▶ Work instructions: Please list all lines of the material below in which the string "circle" occurs.

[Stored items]
•••
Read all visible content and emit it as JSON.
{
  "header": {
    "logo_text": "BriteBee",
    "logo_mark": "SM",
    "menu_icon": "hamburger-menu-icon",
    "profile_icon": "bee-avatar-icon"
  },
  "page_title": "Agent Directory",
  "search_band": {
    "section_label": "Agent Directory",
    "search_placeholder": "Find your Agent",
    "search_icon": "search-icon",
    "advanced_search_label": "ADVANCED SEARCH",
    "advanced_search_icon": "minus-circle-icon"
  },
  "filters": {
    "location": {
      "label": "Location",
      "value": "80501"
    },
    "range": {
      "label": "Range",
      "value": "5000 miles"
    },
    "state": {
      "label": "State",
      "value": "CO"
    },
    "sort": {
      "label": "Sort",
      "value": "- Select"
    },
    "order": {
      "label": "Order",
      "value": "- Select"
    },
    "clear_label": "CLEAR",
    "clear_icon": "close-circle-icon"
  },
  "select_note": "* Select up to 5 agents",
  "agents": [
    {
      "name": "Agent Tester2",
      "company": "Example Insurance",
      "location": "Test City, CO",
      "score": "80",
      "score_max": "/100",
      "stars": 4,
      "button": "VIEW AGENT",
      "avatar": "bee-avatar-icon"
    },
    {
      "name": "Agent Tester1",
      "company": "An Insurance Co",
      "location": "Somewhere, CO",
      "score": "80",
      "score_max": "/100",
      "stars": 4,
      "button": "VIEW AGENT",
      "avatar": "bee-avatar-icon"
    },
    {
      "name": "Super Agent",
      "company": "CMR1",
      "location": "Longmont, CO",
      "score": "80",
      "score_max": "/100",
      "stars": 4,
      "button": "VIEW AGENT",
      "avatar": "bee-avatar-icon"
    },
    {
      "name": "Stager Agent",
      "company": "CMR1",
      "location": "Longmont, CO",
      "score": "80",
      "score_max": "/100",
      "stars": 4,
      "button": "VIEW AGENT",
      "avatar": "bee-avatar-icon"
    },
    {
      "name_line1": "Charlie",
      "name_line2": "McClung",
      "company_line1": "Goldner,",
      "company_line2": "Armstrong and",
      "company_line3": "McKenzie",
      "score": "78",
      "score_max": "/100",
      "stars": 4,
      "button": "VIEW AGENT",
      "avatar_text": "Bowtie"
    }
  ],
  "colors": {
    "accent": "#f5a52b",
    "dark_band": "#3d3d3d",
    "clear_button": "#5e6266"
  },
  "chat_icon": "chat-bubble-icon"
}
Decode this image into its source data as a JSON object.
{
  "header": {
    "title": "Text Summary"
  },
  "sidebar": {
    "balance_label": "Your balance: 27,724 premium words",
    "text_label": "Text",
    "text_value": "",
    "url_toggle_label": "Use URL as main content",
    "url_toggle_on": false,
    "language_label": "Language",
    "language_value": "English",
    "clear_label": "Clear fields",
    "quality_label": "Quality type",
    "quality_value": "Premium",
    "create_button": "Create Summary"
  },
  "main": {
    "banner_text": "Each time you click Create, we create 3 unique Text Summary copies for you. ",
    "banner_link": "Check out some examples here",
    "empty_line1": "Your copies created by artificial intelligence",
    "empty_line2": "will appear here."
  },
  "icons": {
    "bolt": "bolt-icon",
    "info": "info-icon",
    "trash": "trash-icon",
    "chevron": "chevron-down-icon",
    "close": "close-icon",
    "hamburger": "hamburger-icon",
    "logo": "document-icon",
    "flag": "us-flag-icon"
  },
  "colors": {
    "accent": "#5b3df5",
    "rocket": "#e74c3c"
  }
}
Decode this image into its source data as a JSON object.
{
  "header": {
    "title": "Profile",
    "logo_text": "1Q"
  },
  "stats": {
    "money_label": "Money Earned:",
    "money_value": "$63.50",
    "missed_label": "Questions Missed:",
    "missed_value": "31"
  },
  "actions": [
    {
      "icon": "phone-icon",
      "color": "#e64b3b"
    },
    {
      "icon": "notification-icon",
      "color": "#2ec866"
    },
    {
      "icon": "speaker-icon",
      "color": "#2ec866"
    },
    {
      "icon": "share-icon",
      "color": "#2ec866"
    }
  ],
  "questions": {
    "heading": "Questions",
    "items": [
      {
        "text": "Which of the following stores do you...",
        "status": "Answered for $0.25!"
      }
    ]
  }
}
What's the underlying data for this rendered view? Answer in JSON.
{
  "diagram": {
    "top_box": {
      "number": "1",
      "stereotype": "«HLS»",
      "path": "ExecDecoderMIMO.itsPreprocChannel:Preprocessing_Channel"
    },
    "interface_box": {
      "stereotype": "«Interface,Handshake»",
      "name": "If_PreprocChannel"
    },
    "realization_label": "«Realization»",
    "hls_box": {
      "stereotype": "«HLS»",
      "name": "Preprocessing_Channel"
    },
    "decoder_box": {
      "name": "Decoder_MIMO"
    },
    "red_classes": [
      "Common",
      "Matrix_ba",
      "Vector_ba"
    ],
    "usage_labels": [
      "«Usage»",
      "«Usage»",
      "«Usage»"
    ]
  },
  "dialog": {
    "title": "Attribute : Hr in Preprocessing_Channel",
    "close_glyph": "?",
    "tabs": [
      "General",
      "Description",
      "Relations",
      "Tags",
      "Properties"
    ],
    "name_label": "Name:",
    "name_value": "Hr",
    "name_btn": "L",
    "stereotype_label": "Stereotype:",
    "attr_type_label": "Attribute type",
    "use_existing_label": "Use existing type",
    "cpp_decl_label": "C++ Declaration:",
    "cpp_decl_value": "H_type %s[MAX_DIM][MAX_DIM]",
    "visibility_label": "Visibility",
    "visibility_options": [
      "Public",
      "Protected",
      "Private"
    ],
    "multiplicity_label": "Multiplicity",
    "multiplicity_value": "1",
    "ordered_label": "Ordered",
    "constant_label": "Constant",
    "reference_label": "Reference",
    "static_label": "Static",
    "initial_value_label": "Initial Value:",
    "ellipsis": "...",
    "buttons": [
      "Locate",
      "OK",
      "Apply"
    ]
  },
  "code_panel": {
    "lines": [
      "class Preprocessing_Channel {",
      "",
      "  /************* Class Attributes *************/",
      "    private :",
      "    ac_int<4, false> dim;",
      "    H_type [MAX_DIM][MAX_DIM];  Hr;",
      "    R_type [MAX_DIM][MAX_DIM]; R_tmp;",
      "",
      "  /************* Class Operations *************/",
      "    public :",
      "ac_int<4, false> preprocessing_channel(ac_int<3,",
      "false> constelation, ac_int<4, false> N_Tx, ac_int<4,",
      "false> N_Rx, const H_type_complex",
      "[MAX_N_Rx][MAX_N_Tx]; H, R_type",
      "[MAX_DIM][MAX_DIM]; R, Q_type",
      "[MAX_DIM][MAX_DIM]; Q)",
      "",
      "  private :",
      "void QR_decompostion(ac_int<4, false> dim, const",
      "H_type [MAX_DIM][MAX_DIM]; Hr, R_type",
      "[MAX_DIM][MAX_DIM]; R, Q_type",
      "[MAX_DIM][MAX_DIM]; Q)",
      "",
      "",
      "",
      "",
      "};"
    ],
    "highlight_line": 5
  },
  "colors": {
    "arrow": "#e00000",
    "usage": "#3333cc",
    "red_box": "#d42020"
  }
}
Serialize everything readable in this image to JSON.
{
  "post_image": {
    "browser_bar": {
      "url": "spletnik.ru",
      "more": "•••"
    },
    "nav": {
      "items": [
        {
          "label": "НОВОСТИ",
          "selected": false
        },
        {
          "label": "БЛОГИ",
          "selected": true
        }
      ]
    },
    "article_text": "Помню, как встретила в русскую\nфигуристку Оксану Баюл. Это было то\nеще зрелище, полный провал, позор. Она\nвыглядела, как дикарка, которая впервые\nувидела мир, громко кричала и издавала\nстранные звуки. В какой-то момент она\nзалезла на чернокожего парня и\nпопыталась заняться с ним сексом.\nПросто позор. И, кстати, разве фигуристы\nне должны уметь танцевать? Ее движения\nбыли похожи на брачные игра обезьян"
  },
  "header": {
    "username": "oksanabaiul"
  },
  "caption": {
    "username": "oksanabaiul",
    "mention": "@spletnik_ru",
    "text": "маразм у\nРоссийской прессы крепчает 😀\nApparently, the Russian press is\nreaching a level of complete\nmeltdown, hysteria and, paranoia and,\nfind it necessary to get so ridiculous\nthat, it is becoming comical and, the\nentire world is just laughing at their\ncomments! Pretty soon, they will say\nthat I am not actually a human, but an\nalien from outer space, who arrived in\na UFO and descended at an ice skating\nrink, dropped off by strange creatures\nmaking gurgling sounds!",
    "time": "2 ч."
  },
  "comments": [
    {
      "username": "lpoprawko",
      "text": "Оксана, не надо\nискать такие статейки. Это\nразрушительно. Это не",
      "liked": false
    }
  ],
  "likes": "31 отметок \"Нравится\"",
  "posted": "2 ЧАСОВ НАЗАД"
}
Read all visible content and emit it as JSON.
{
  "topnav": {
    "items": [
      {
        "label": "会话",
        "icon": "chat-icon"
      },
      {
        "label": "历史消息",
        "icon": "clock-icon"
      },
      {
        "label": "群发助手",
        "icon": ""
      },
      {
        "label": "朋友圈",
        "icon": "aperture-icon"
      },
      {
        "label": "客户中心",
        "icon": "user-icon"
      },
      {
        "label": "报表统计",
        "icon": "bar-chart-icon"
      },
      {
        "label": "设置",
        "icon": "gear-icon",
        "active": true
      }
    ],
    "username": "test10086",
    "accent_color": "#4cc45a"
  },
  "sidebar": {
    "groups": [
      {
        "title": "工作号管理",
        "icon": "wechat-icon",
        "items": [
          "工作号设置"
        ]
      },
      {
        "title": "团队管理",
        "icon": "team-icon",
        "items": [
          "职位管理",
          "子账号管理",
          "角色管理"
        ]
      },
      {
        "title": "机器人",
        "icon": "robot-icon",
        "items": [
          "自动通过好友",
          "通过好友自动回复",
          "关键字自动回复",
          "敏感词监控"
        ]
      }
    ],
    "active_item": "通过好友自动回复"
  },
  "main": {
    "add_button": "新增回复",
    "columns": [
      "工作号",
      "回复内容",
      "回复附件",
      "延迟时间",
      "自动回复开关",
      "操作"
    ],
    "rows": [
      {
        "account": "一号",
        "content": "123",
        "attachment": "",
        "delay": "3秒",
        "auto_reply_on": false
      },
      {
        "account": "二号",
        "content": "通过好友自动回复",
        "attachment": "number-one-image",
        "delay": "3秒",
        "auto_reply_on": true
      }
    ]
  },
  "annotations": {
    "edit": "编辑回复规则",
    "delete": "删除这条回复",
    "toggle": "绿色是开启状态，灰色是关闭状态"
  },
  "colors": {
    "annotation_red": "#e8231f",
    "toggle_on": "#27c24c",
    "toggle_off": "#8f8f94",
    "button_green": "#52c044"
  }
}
•••
▶ Complete output:
    "advanced_search_icon": "minus-circle-icon"
    "clear_icon": "close-circle-icon"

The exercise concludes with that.